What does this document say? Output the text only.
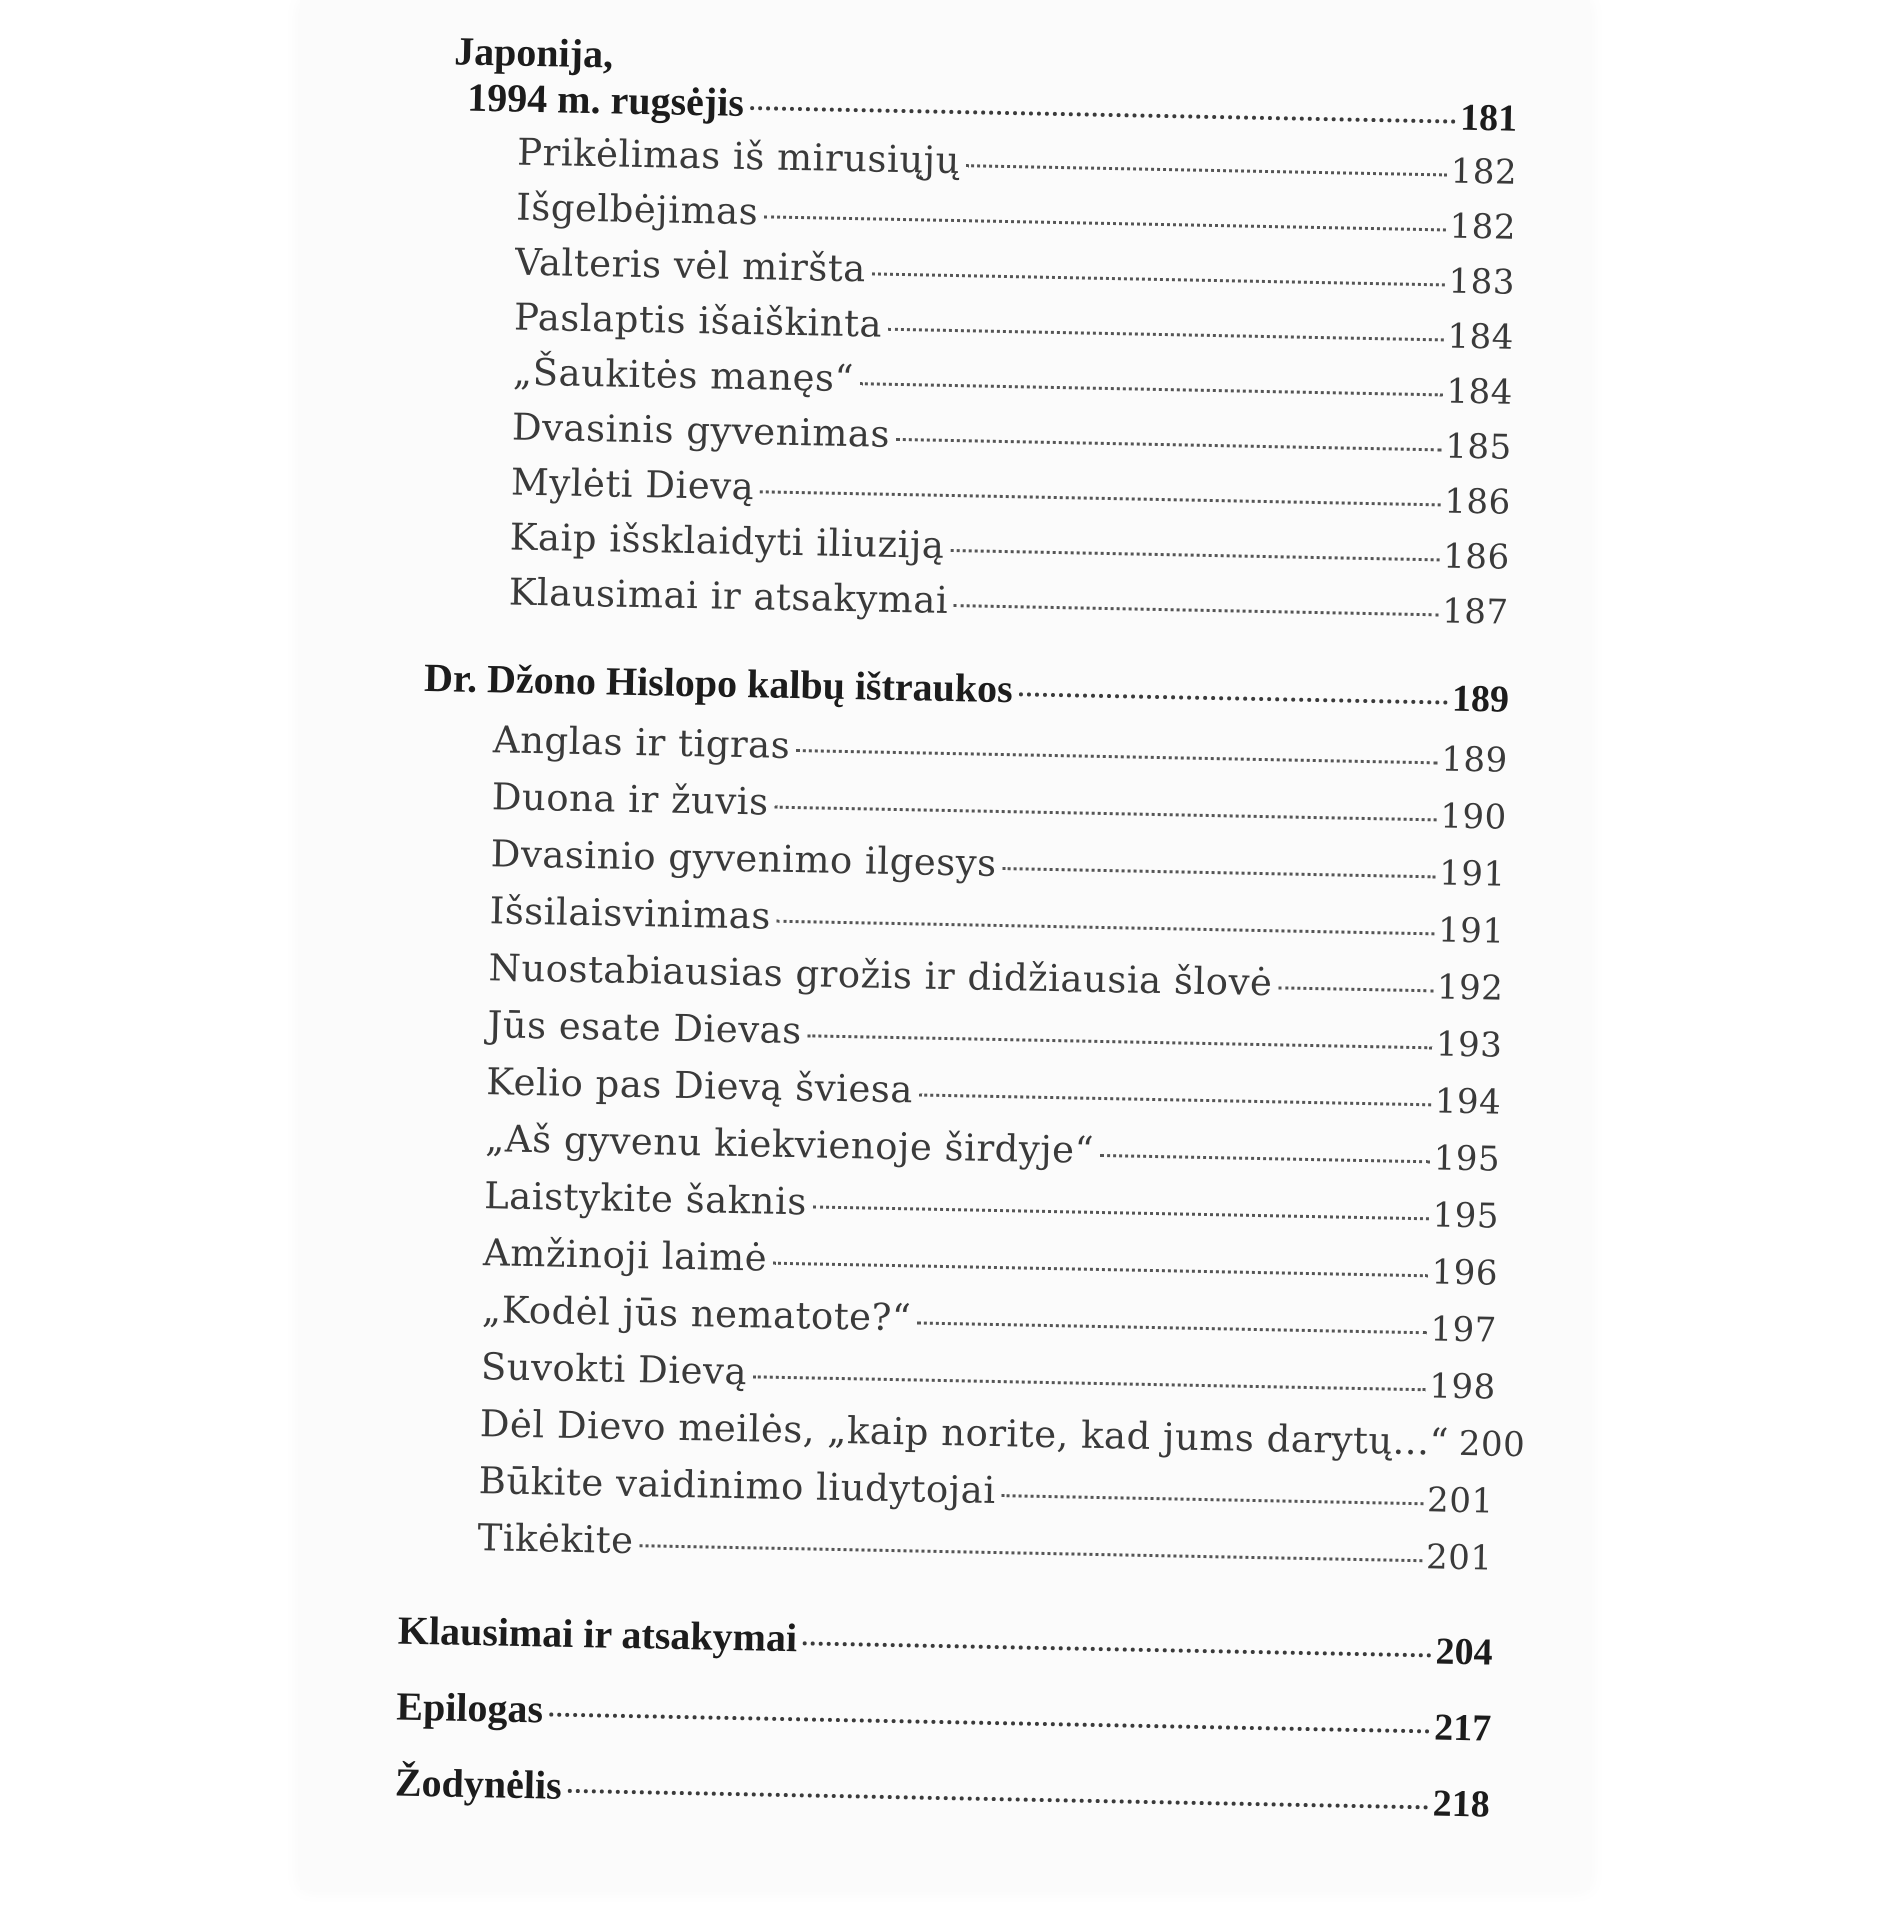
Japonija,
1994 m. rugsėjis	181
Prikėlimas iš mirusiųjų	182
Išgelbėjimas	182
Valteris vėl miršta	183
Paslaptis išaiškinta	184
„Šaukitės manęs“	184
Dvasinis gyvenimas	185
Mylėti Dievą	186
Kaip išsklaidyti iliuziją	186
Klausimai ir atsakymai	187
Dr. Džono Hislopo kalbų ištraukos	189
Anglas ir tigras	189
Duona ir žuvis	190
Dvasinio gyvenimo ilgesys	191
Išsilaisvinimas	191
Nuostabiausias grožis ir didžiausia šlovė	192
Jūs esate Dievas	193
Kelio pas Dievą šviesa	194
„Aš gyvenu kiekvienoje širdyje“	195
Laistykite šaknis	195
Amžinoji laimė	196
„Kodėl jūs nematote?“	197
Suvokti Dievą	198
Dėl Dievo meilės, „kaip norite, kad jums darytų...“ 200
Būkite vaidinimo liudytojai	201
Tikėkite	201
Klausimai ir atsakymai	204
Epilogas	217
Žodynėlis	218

### Exercise description
Repeat the entries exactly and keep the pictures out of the copy.

### Written solution
What does this document say? Output the text only.
Japonija,
1994 m. rugsėjis	181
Prikėlimas iš mirusiųjų	182
Išgelbėjimas	182
Valteris vėl miršta	183
Paslaptis išaiškinta	184
„Šaukitės manęs“	184
Dvasinis gyvenimas	185
Mylėti Dievą	186
Kaip išsklaidyti iliuziją	186
Klausimai ir atsakymai	187
Dr. Džono Hislopo kalbų ištraukos	189
Anglas ir tigras	189
Duona ir žuvis	190
Dvasinio gyvenimo ilgesys	191
Išsilaisvinimas	191
Nuostabiausias grožis ir didžiausia šlovė	192
Jūs esate Dievas	193
Kelio pas Dievą šviesa	194
„Aš gyvenu kiekvienoje širdyje“	195
Laistykite šaknis	195
Amžinoji laimė	196
„Kodėl jūs nematote?“	197
Suvokti Dievą	198
Dėl Dievo meilės, „kaip norite, kad jums darytų...“ 200
Būkite vaidinimo liudytojai	201
Tikėkite	201
Klausimai ir atsakymai	204
Epilogas	217
Žodynėlis	218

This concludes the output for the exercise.